— start Records provided —

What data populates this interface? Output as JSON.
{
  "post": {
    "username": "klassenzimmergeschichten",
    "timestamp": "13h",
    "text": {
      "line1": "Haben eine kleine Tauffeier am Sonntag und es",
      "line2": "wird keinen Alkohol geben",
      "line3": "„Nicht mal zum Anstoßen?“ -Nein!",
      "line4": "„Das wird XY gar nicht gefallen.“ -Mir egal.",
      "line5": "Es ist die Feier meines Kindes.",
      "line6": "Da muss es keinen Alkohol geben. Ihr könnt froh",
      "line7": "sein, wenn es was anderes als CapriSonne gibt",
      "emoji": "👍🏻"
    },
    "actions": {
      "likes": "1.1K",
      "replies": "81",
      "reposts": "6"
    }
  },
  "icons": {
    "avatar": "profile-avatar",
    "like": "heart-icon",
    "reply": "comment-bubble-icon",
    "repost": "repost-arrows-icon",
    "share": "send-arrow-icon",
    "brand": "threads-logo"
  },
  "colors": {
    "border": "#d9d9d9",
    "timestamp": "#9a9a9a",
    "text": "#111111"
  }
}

— end Records provided —

Goal: Restate the listing above word for word.

Exercise output:
What data populates this interface? Output as JSON.
{
  "post": {
    "username": "klassenzimmergeschichten",
    "timestamp": "13h",
    "text": {
      "line1": "Haben eine kleine Tauffeier am Sonntag und es",
      "line2": "wird keinen Alkohol geben",
      "line3": "„Nicht mal zum Anstoßen?“ -Nein!",
      "line4": "„Das wird XY gar nicht gefallen.“ -Mir egal.",
      "line5": "Es ist die Feier meines Kindes.",
      "line6": "Da muss es keinen Alkohol geben. Ihr könnt froh",
      "line7": "sein, wenn es was anderes als CapriSonne gibt",
      "emoji": "👍🏻"
    },
    "actions": {
      "likes": "1.1K",
      "replies": "81",
      "reposts": "6"
    }
  },
  "icons": {
    "avatar": "profile-avatar",
    "like": "heart-icon",
    "reply": "comment-bubble-icon",
    "repost": "repost-arrows-icon",
    "share": "send-arrow-icon",
    "brand": "threads-logo"
  },
  "colors": {
    "border": "#d9d9d9",
    "timestamp": "#9a9a9a",
    "text": "#111111"
  }
}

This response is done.